▼▼▼

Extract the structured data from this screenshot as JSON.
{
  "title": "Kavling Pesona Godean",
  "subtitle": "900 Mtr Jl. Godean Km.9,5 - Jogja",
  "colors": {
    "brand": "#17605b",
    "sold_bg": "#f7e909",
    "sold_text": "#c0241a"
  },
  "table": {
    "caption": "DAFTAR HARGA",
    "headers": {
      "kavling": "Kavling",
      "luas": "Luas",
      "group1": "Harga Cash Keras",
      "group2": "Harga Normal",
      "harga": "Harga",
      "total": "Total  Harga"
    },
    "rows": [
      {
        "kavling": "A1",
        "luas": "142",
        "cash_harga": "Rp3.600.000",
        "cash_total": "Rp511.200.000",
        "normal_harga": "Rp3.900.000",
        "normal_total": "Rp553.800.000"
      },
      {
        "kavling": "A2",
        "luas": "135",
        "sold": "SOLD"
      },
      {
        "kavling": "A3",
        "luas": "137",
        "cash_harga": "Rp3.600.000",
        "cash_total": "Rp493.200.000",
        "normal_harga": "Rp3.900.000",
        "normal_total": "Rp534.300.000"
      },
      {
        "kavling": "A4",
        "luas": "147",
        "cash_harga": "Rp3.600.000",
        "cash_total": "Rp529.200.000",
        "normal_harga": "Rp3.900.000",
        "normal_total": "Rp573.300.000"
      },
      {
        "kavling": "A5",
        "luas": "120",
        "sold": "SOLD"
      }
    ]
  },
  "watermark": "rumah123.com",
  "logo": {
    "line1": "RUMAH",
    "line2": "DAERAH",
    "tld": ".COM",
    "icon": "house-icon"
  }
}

▲▲▲

Copy out the whole listing, exactly as written.

Extract the structured data from this screenshot as JSON.
{
  "title": "Kavling Pesona Godean",
  "subtitle": "900 Mtr Jl. Godean Km.9,5 - Jogja",
  "colors": {
    "brand": "#17605b",
    "sold_bg": "#f7e909",
    "sold_text": "#c0241a"
  },
  "table": {
    "caption": "DAFTAR HARGA",
    "headers": {
      "kavling": "Kavling",
      "luas": "Luas",
      "group1": "Harga Cash Keras",
      "group2": "Harga Normal",
      "harga": "Harga",
      "total": "Total  Harga"
    },
    "rows": [
      {
        "kavling": "A1",
        "luas": "142",
        "cash_harga": "Rp3.600.000",
        "cash_total": "Rp511.200.000",
        "normal_harga": "Rp3.900.000",
        "normal_total": "Rp553.800.000"
      },
      {
        "kavling": "A2",
        "luas": "135",
        "sold": "SOLD"
      },
      {
        "kavling": "A3",
        "luas": "137",
        "cash_harga": "Rp3.600.000",
        "cash_total": "Rp493.200.000",
        "normal_harga": "Rp3.900.000",
        "normal_total": "Rp534.300.000"
      },
      {
        "kavling": "A4",
        "luas": "147",
        "cash_harga": "Rp3.600.000",
        "cash_total": "Rp529.200.000",
        "normal_harga": "Rp3.900.000",
        "normal_total": "Rp573.300.000"
      },
      {
        "kavling": "A5",
        "luas": "120",
        "sold": "SOLD"
      }
    ]
  },
  "watermark": "rumah123.com",
  "logo": {
    "line1": "RUMAH",
    "line2": "DAERAH",
    "tld": ".COM",
    "icon": "house-icon"
  }
}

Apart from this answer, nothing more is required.